--- start of Dataset records ---

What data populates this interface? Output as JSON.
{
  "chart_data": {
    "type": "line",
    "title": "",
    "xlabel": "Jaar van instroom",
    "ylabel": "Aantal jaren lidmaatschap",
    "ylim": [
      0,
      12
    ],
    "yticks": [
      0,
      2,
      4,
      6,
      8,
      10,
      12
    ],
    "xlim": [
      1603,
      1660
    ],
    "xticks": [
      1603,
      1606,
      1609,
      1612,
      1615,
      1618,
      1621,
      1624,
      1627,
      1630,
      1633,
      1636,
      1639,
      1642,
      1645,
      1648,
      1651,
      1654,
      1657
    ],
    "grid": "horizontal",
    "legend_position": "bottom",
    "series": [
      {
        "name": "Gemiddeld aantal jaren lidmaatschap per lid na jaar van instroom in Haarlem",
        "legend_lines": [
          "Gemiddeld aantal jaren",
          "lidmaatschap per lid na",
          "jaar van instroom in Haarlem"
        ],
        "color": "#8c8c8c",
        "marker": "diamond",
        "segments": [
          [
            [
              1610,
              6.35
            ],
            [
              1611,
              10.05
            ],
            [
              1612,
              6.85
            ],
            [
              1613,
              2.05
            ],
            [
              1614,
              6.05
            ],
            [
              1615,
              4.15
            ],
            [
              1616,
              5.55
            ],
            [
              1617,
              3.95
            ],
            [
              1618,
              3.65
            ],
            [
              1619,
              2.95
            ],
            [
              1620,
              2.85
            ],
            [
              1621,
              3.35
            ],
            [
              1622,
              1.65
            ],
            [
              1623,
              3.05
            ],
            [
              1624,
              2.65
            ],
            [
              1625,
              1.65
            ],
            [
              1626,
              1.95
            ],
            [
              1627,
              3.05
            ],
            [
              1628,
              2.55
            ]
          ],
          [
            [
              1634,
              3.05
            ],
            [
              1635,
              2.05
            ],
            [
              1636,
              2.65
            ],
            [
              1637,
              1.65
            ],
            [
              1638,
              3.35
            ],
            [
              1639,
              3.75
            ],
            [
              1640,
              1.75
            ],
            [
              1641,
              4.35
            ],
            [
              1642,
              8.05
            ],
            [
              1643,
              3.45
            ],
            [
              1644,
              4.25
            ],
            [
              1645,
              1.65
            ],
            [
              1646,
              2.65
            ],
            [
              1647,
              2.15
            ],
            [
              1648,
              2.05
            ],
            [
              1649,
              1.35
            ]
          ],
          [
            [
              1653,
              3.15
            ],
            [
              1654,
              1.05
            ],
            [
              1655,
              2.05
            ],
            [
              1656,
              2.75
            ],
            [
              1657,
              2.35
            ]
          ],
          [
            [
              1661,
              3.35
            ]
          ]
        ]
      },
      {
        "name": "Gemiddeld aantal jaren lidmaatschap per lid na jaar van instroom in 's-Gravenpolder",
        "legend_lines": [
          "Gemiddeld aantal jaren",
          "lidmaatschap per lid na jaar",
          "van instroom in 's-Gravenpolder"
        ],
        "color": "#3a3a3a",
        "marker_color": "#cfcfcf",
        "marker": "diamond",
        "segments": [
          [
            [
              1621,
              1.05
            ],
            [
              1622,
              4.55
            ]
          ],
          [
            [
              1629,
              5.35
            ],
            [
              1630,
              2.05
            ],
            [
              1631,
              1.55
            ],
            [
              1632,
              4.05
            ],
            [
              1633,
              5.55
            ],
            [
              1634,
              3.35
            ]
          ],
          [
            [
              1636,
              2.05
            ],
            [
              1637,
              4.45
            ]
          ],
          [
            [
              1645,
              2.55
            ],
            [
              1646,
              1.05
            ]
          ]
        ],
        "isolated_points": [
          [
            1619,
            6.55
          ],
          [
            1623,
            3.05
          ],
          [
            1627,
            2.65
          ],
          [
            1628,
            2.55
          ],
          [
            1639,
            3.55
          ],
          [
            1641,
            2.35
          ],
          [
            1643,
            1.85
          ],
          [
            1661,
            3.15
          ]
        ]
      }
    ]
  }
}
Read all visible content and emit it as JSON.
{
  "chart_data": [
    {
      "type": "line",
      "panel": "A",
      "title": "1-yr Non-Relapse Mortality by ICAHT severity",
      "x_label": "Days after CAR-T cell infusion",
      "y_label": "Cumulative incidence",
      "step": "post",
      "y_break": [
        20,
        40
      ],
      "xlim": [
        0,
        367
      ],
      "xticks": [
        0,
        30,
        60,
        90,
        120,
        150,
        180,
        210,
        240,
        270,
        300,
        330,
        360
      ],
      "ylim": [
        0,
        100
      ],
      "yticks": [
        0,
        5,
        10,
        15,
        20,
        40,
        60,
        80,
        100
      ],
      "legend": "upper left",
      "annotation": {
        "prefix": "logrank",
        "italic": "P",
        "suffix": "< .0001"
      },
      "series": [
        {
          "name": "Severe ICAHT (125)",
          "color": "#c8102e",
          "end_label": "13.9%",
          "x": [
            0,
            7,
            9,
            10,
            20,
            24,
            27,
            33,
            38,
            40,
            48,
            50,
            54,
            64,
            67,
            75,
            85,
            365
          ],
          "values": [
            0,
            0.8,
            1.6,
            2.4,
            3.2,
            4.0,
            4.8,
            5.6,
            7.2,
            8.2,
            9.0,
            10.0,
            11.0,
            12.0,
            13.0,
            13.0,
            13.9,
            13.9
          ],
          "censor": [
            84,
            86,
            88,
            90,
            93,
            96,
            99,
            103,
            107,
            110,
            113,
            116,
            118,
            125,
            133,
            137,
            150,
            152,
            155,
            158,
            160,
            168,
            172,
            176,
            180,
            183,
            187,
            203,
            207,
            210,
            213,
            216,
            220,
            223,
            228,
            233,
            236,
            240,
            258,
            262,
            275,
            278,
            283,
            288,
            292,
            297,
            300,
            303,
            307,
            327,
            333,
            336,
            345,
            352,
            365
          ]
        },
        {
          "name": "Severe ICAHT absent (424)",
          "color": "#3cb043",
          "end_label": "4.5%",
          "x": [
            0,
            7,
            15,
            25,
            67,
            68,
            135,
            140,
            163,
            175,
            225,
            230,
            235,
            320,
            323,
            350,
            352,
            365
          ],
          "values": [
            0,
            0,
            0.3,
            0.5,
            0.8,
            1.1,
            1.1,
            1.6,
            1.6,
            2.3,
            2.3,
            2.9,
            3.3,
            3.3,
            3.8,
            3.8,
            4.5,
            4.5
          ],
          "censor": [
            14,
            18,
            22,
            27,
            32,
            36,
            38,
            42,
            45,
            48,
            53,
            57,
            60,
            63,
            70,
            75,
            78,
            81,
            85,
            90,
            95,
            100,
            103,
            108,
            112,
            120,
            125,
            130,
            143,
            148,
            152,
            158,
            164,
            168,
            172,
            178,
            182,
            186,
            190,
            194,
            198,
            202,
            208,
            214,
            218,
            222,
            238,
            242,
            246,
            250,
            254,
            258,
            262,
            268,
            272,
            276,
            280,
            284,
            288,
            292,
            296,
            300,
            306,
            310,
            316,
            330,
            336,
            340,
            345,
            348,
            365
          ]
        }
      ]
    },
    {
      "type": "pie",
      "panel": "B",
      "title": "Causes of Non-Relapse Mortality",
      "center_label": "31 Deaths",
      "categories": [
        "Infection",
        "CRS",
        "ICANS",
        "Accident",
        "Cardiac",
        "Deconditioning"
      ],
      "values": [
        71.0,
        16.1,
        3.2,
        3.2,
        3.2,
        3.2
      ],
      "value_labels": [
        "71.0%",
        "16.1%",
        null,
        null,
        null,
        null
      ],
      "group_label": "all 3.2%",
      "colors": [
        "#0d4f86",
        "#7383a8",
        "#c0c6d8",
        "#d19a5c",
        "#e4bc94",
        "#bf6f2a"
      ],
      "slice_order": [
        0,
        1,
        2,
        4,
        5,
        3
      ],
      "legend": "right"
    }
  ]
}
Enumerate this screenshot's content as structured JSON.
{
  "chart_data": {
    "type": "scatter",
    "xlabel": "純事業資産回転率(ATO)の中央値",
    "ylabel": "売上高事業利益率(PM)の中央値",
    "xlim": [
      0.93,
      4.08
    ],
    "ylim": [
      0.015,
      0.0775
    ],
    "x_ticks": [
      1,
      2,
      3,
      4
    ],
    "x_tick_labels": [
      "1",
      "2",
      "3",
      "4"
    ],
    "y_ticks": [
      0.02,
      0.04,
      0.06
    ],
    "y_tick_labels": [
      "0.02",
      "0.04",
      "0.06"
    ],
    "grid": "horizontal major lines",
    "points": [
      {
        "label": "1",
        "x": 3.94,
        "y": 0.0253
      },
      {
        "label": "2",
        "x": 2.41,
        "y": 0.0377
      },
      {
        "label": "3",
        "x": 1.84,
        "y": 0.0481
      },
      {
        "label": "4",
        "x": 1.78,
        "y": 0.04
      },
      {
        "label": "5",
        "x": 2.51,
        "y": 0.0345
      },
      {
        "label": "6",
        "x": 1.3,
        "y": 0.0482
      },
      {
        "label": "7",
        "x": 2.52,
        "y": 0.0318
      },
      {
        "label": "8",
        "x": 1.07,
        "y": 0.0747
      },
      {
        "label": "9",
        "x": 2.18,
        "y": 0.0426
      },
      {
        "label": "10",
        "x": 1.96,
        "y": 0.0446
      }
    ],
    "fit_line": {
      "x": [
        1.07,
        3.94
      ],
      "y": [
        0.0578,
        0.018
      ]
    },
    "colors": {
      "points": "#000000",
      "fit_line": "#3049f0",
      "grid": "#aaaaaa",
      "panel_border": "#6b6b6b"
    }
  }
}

--- end of Dataset records ---

● **Written instruction**
Collect every line from the records above that contains the word "Mortality".

● **Written reply**
      "title": "1-yr Non-Relapse Mortality by ICAHT severity",
      "title": "Causes of Non-Relapse Mortality",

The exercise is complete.